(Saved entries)
****

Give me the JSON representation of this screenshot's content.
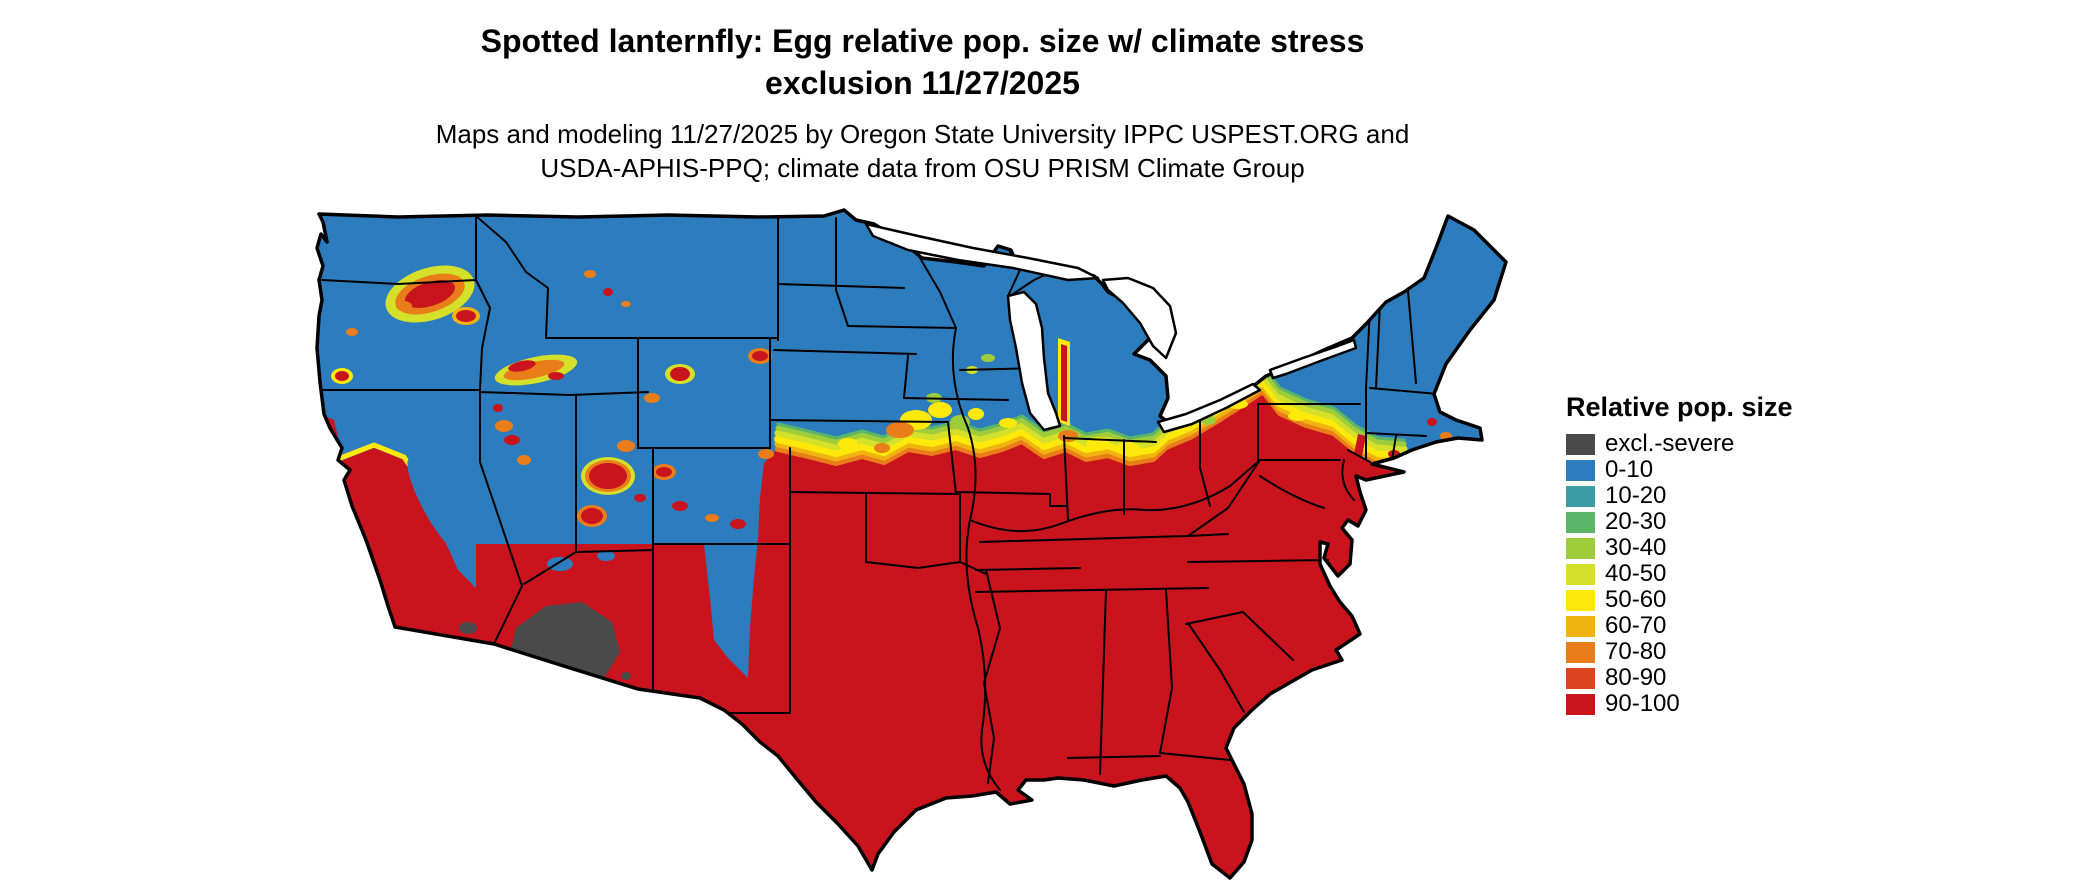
{
  "title": {
    "line1": "Spotted lanternfly: Egg relative pop. size w/ climate stress",
    "line2": "exclusion 11/27/2025"
  },
  "subtitle": {
    "line1": "Maps and modeling 11/27/2025 by Oregon State University IPPC USPEST.ORG and",
    "line2": "USDA-APHIS-PPQ; climate data from OSU PRISM Climate Group"
  },
  "legend": {
    "title": "Relative pop. size",
    "items": [
      {
        "key": "excl",
        "label": "excl.-severe",
        "color": "#4a4a4a"
      },
      {
        "key": "r0",
        "label": "0-10",
        "color": "#2c7cbe"
      },
      {
        "key": "r10",
        "label": "10-20",
        "color": "#3d9ba4"
      },
      {
        "key": "r20",
        "label": "20-30",
        "color": "#5ab568"
      },
      {
        "key": "r30",
        "label": "30-40",
        "color": "#9fcc3b"
      },
      {
        "key": "r40",
        "label": "40-50",
        "color": "#d4e029"
      },
      {
        "key": "r50",
        "label": "50-60",
        "color": "#ffe90a"
      },
      {
        "key": "r60",
        "label": "60-70",
        "color": "#f0b310"
      },
      {
        "key": "r70",
        "label": "70-80",
        "color": "#e87d19"
      },
      {
        "key": "r80",
        "label": "80-90",
        "color": "#db4420"
      },
      {
        "key": "r90",
        "label": "90-100",
        "color": "#c9131d"
      }
    ]
  },
  "map": {
    "area": "Contiguous United States",
    "date_shown": "11/27/2025",
    "zones": [
      {
        "zone": "northern states, Rockies and high mountain west",
        "value": "0-10"
      },
      {
        "zone": "southern, central and eastern states",
        "value": "90-100"
      },
      {
        "zone": "central transition band from Nebraska to the Atlantic coast",
        "value": "10-80"
      },
      {
        "zone": "southern Arizona desert",
        "value": "excl.-severe"
      }
    ]
  }
}
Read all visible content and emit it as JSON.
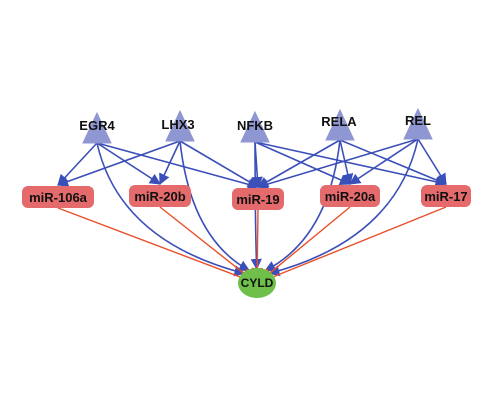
{
  "colors": {
    "tf_node": "#8f97d2",
    "mir_node": "#e46a6c",
    "target_node": "#6ec04a",
    "activation_edge": "#3b4fb8",
    "inhibition_edge": "#e8502a"
  },
  "transcription_factors": [
    {
      "id": "egr4",
      "label": "EGR4",
      "shape": "triangle"
    },
    {
      "id": "lhx3",
      "label": "LHX3",
      "shape": "triangle"
    },
    {
      "id": "nfkb",
      "label": "NFKB",
      "shape": "triangle"
    },
    {
      "id": "rela",
      "label": "RELA",
      "shape": "triangle"
    },
    {
      "id": "rel",
      "label": "REL",
      "shape": "triangle"
    }
  ],
  "mirnas": [
    {
      "id": "mir106a",
      "label": "miR-106a",
      "shape": "rounded-square"
    },
    {
      "id": "mir20b",
      "label": "miR-20b",
      "shape": "rounded-square"
    },
    {
      "id": "mir19",
      "label": "miR-19",
      "shape": "rounded-square"
    },
    {
      "id": "mir20a",
      "label": "miR-20a",
      "shape": "rounded-square"
    },
    {
      "id": "mir17",
      "label": "miR-17",
      "shape": "rounded-square"
    }
  ],
  "target": {
    "id": "cyld",
    "label": "CYLD",
    "shape": "circle"
  },
  "activation_edges": [
    [
      "egr4",
      "mir106a"
    ],
    [
      "egr4",
      "mir20b"
    ],
    [
      "egr4",
      "mir19"
    ],
    [
      "egr4",
      "cyld"
    ],
    [
      "lhx3",
      "mir106a"
    ],
    [
      "lhx3",
      "mir20b"
    ],
    [
      "lhx3",
      "mir19"
    ],
    [
      "lhx3",
      "cyld"
    ],
    [
      "nfkb",
      "mir19"
    ],
    [
      "nfkb",
      "mir20a"
    ],
    [
      "nfkb",
      "mir17"
    ],
    [
      "nfkb",
      "cyld"
    ],
    [
      "rela",
      "mir19"
    ],
    [
      "rela",
      "mir20a"
    ],
    [
      "rela",
      "mir17"
    ],
    [
      "rela",
      "cyld"
    ],
    [
      "rel",
      "mir19"
    ],
    [
      "rel",
      "mir20a"
    ],
    [
      "rel",
      "mir17"
    ],
    [
      "rel",
      "cyld"
    ]
  ],
  "inhibition_edges": [
    [
      "mir106a",
      "cyld"
    ],
    [
      "mir20b",
      "cyld"
    ],
    [
      "mir19",
      "cyld"
    ],
    [
      "mir20a",
      "cyld"
    ],
    [
      "mir17",
      "cyld"
    ]
  ]
}
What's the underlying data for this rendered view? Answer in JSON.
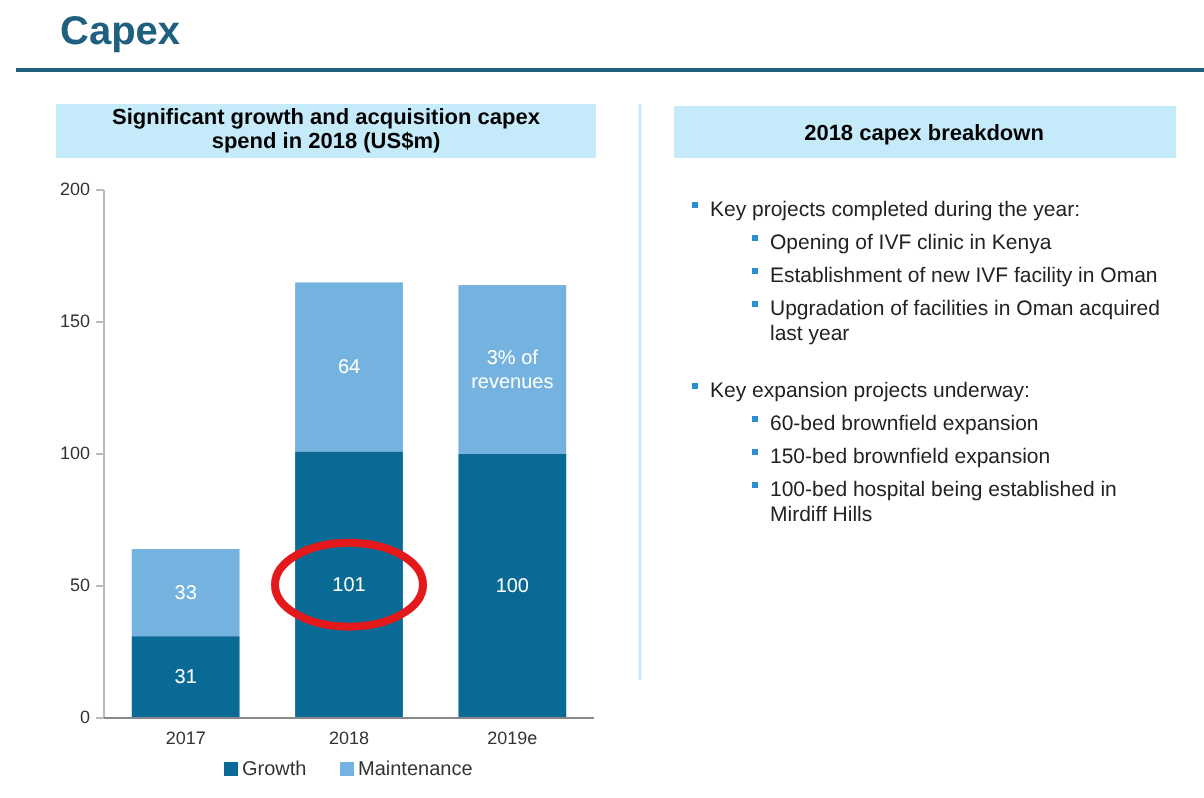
{
  "chart_data": [
    {
      "type": "bar",
      "title": "Significant growth and acquisition capex spend in 2018 (US$m)",
      "annotations": [
        "Capex",
        "3% of revenues"
      ],
      "categories": [
        "2017",
        "2018",
        "2019e"
      ],
      "stacked": true,
      "ylim": [
        0,
        200
      ],
      "yticks": [
        0,
        50,
        100,
        150,
        200
      ],
      "legend": "bottom",
      "series": [
        {
          "name": "Growth",
          "color": "#0a6a96",
          "values": [
            31,
            101,
            100
          ],
          "value_labels": [
            "31",
            "101",
            "100"
          ]
        },
        {
          "name": "Maintenance",
          "color": "#74b3df",
          "values": [
            33,
            64,
            64
          ],
          "value_labels": [
            "33",
            "64",
            null
          ]
        }
      ]
    },
    {
      "type": "other",
      "title": "2018 capex breakdown",
      "annotations": [
        "Key projects completed during the year:",
        "Opening of IVF clinic in Kenya",
        "Establishment of new IVF facility in Oman",
        "Upgradation of facilities in Oman acquired last year",
        "Key expansion projects underway:",
        "60-bed brownfield expansion",
        "150-bed brownfield expansion",
        "100-bed hospital being established in Mirdiff Hills"
      ]
    }
  ]
}
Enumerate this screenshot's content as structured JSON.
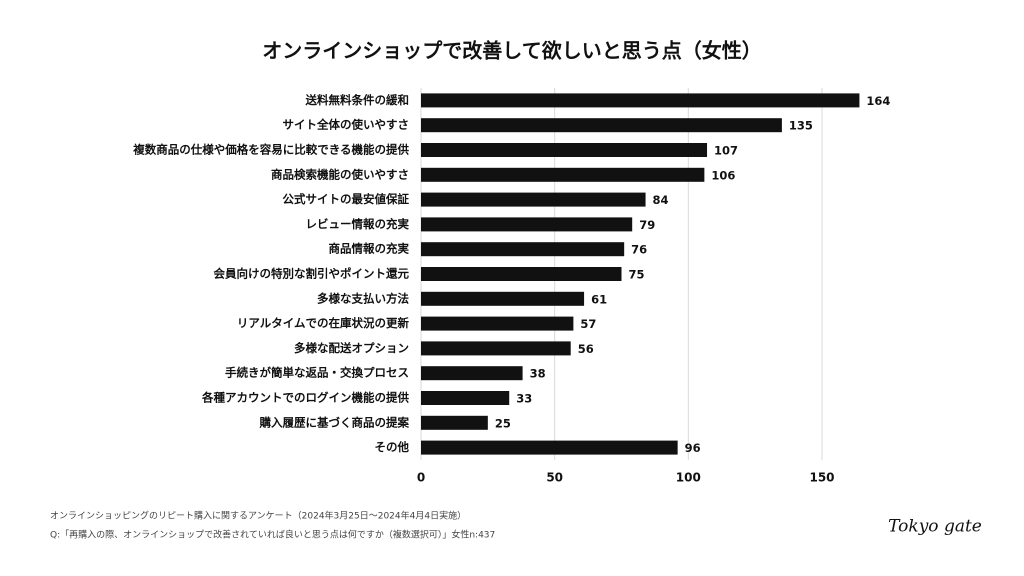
{
  "chart_data": {
    "type": "bar",
    "orientation": "horizontal",
    "title": "オンラインショップで改善して欲しいと思う点（女性）",
    "categories": [
      "送料無料条件の緩和",
      "サイト全体の使いやすさ",
      "複数商品の仕様や価格を容易に比較できる機能の提供",
      "商品検索機能の使いやすさ",
      "公式サイトの最安値保証",
      "レビュー情報の充実",
      "商品情報の充実",
      "会員向けの特別な割引やポイント還元",
      "多様な支払い方法",
      "リアルタイムでの在庫状況の更新",
      "多様な配送オプション",
      "手続きが簡単な返品・交換プロセス",
      "各種アカウントでのログイン機能の提供",
      "購入履歴に基づく商品の提案",
      "その他"
    ],
    "values": [
      164,
      135,
      107,
      106,
      84,
      79,
      76,
      75,
      61,
      57,
      56,
      38,
      33,
      25,
      96
    ],
    "color": "#111111",
    "xlim": [
      0,
      170
    ],
    "xticks": [
      0,
      50,
      100,
      150
    ],
    "grid": true,
    "source": "オンラインショッピングのリピート購入に関するアンケート（2024年3月25日〜2024年4月4日実施）",
    "question": "Q:「再購入の際、オンラインショップで改善されていれば良いと思う点は何ですか（複数選択可）」女性n:437",
    "brand": "Tokyo gate"
  }
}
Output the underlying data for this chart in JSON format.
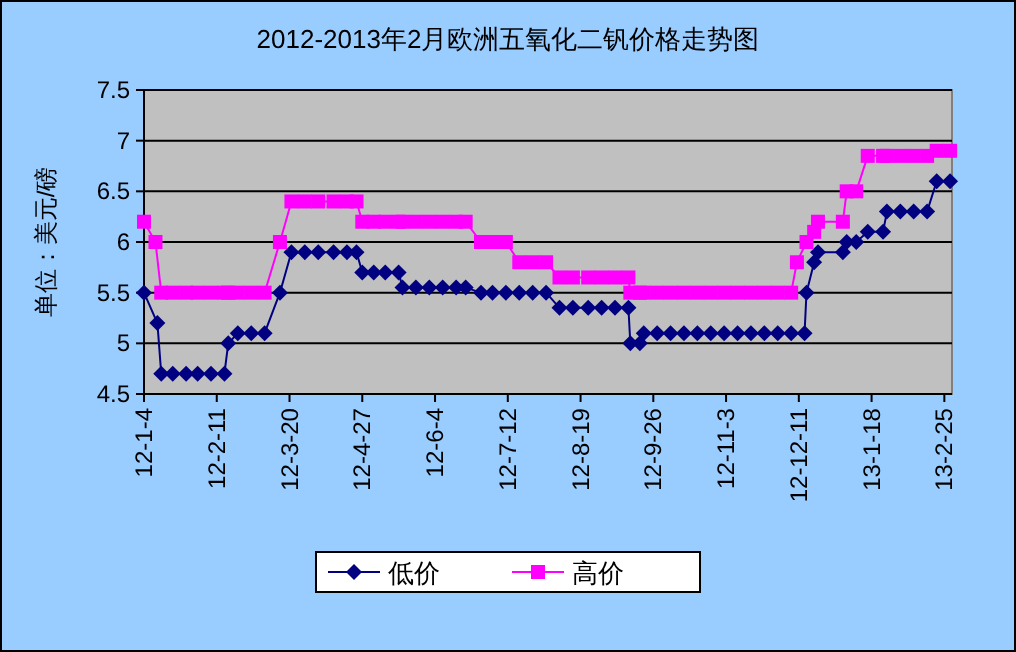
{
  "chart_data": {
    "type": "line",
    "title": "2012-2013年2月欧洲五氧化二钒价格走势图",
    "ylabel": "单位：美元/磅",
    "ylim": [
      4.5,
      7.5
    ],
    "yticks": [
      4.5,
      5,
      5.5,
      6,
      6.5,
      7,
      7.5
    ],
    "xlim": [
      "2012-01-04",
      "2013-03-01"
    ],
    "xticks": [
      {
        "value": "2012-01-04",
        "label": "12-1-4"
      },
      {
        "value": "2012-02-11",
        "label": "12-2-11"
      },
      {
        "value": "2012-03-20",
        "label": "12-3-20"
      },
      {
        "value": "2012-04-27",
        "label": "12-4-27"
      },
      {
        "value": "2012-06-04",
        "label": "12-6-4"
      },
      {
        "value": "2012-07-12",
        "label": "12-7-12"
      },
      {
        "value": "2012-08-19",
        "label": "12-8-19"
      },
      {
        "value": "2012-09-26",
        "label": "12-9-26"
      },
      {
        "value": "2012-11-03",
        "label": "12-11-3"
      },
      {
        "value": "2012-12-11",
        "label": "12-12-11"
      },
      {
        "value": "2013-01-18",
        "label": "13-1-18"
      },
      {
        "value": "2013-02-25",
        "label": "13-2-25"
      }
    ],
    "grid": "y",
    "legend": "bottom",
    "line_style": "solid",
    "series": [
      {
        "name": "低价",
        "color": "#000080",
        "marker": "diamond",
        "x": [
          "2012-01-04",
          "2012-01-11",
          "2012-01-13",
          "2012-01-19",
          "2012-01-26",
          "2012-02-01",
          "2012-02-08",
          "2012-02-15",
          "2012-02-17",
          "2012-02-22",
          "2012-02-29",
          "2012-03-07",
          "2012-03-15",
          "2012-03-21",
          "2012-03-28",
          "2012-04-04",
          "2012-04-12",
          "2012-04-19",
          "2012-04-24",
          "2012-04-27",
          "2012-05-03",
          "2012-05-09",
          "2012-05-16",
          "2012-05-18",
          "2012-05-25",
          "2012-06-01",
          "2012-06-08",
          "2012-06-15",
          "2012-06-20",
          "2012-06-28",
          "2012-07-04",
          "2012-07-11",
          "2012-07-18",
          "2012-07-25",
          "2012-08-01",
          "2012-08-08",
          "2012-08-15",
          "2012-08-23",
          "2012-08-30",
          "2012-09-06",
          "2012-09-13",
          "2012-09-14",
          "2012-09-19",
          "2012-09-21",
          "2012-09-28",
          "2012-10-05",
          "2012-10-12",
          "2012-10-19",
          "2012-10-26",
          "2012-11-02",
          "2012-11-09",
          "2012-11-16",
          "2012-11-23",
          "2012-11-30",
          "2012-12-07",
          "2012-12-14",
          "2012-12-15",
          "2012-12-19",
          "2012-12-21",
          "2013-01-03",
          "2013-01-05",
          "2013-01-10",
          "2013-01-16",
          "2013-01-24",
          "2013-01-26",
          "2013-02-02",
          "2013-02-09",
          "2013-02-16",
          "2013-02-21",
          "2013-02-28"
        ],
        "values": [
          5.5,
          5.2,
          4.7,
          4.7,
          4.7,
          4.7,
          4.7,
          4.7,
          5.0,
          5.1,
          5.1,
          5.1,
          5.5,
          5.9,
          5.9,
          5.9,
          5.9,
          5.9,
          5.9,
          5.7,
          5.7,
          5.7,
          5.7,
          5.55,
          5.55,
          5.55,
          5.55,
          5.55,
          5.55,
          5.5,
          5.5,
          5.5,
          5.5,
          5.5,
          5.5,
          5.35,
          5.35,
          5.35,
          5.35,
          5.35,
          5.35,
          5.0,
          5.0,
          5.1,
          5.1,
          5.1,
          5.1,
          5.1,
          5.1,
          5.1,
          5.1,
          5.1,
          5.1,
          5.1,
          5.1,
          5.1,
          5.5,
          5.8,
          5.9,
          5.9,
          6.0,
          6.0,
          6.1,
          6.1,
          6.3,
          6.3,
          6.3,
          6.3,
          6.6,
          6.6
        ]
      },
      {
        "name": "高价",
        "color": "#ff00ff",
        "marker": "square",
        "x": [
          "2012-01-04",
          "2012-01-10",
          "2012-01-13",
          "2012-01-19",
          "2012-01-26",
          "2012-02-01",
          "2012-02-08",
          "2012-02-15",
          "2012-02-17",
          "2012-02-22",
          "2012-02-29",
          "2012-03-07",
          "2012-03-15",
          "2012-03-21",
          "2012-03-28",
          "2012-04-04",
          "2012-04-12",
          "2012-04-19",
          "2012-04-24",
          "2012-04-27",
          "2012-05-03",
          "2012-05-09",
          "2012-05-16",
          "2012-05-18",
          "2012-05-25",
          "2012-06-01",
          "2012-06-08",
          "2012-06-15",
          "2012-06-20",
          "2012-06-28",
          "2012-07-04",
          "2012-07-11",
          "2012-07-18",
          "2012-07-25",
          "2012-08-01",
          "2012-08-08",
          "2012-08-15",
          "2012-08-23",
          "2012-08-30",
          "2012-09-06",
          "2012-09-13",
          "2012-09-14",
          "2012-09-19",
          "2012-09-21",
          "2012-09-28",
          "2012-10-05",
          "2012-10-12",
          "2012-10-19",
          "2012-10-26",
          "2012-11-02",
          "2012-11-09",
          "2012-11-16",
          "2012-11-23",
          "2012-11-30",
          "2012-12-07",
          "2012-12-10",
          "2012-12-15",
          "2012-12-19",
          "2012-12-21",
          "2013-01-03",
          "2013-01-05",
          "2013-01-10",
          "2013-01-16",
          "2013-01-24",
          "2013-01-26",
          "2013-02-02",
          "2013-02-09",
          "2013-02-16",
          "2013-02-21",
          "2013-02-28"
        ],
        "values": [
          6.2,
          6.0,
          5.5,
          5.5,
          5.5,
          5.5,
          5.5,
          5.5,
          5.5,
          5.5,
          5.5,
          5.5,
          6.0,
          6.4,
          6.4,
          6.4,
          6.4,
          6.4,
          6.4,
          6.2,
          6.2,
          6.2,
          6.2,
          6.2,
          6.2,
          6.2,
          6.2,
          6.2,
          6.2,
          6.0,
          6.0,
          6.0,
          5.8,
          5.8,
          5.8,
          5.65,
          5.65,
          5.65,
          5.65,
          5.65,
          5.65,
          5.5,
          5.5,
          5.5,
          5.5,
          5.5,
          5.5,
          5.5,
          5.5,
          5.5,
          5.5,
          5.5,
          5.5,
          5.5,
          5.5,
          5.8,
          6.0,
          6.1,
          6.2,
          6.2,
          6.5,
          6.5,
          6.85,
          6.85,
          6.85,
          6.85,
          6.85,
          6.85,
          6.9,
          6.9
        ]
      }
    ]
  }
}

****

**WORK REQUIRED**
Search the records above for "JSON". Copy each line where it is found.

**TASK OUTPUT**
Give me the JSON representation of this screenshot's content.
Read all visible content and emit it as JSON.
What's the underlying data for this rendered view? Answer in JSON.
Enumerate this screenshot's content as structured JSON.
Output the underlying data for this chart in JSON format.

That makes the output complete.